* PROBLEM REQUIREMENTS
Repeat exactly each line of the data provided below.

Rows from a dataset

>> Start

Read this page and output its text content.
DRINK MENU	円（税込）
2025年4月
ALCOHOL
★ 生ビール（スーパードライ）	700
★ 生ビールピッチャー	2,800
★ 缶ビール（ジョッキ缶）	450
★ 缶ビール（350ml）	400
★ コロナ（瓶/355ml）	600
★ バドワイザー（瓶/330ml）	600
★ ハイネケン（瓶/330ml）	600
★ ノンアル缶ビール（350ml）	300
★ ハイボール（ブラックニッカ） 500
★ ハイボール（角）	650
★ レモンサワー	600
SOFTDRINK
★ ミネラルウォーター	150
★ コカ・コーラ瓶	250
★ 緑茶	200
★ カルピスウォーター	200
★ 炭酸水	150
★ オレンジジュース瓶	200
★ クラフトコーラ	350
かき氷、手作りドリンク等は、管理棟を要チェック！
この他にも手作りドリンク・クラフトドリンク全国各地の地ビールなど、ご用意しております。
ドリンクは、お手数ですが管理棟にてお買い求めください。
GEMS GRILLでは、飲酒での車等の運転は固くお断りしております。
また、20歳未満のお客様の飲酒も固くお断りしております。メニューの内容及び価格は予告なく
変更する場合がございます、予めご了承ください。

>> End

* THE SOLUTION
Read this page and output its text content.
DRINK MENU	円（税込）
2025年4月
ALCOHOL
★ 生ビール（スーパードライ）	700
★ 生ビールピッチャー	2,800
★ 缶ビール（ジョッキ缶）	450
★ 缶ビール（350ml）	400
★ コロナ（瓶/355ml）	600
★ バドワイザー（瓶/330ml）	600
★ ハイネケン（瓶/330ml）	600
★ ノンアル缶ビール（350ml）	300
★ ハイボール（ブラックニッカ） 500
★ ハイボール（角）	650
★ レモンサワー	600
SOFTDRINK
★ ミネラルウォーター	150
★ コカ・コーラ瓶	250
★ 緑茶	200
★ カルピスウォーター	200
★ 炭酸水	150
★ オレンジジュース瓶	200
★ クラフトコーラ	350
かき氷、手作りドリンク等は、管理棟を要チェック！
この他にも手作りドリンク・クラフトドリンク全国各地の地ビールなど、ご用意しております。
ドリンクは、お手数ですが管理棟にてお買い求めください。
GEMS GRILLでは、飲酒での車等の運転は固くお断りしております。
また、20歳未満のお客様の飲酒も固くお断りしております。メニューの内容及び価格は予告なく
変更する場合がございます、予めご了承ください。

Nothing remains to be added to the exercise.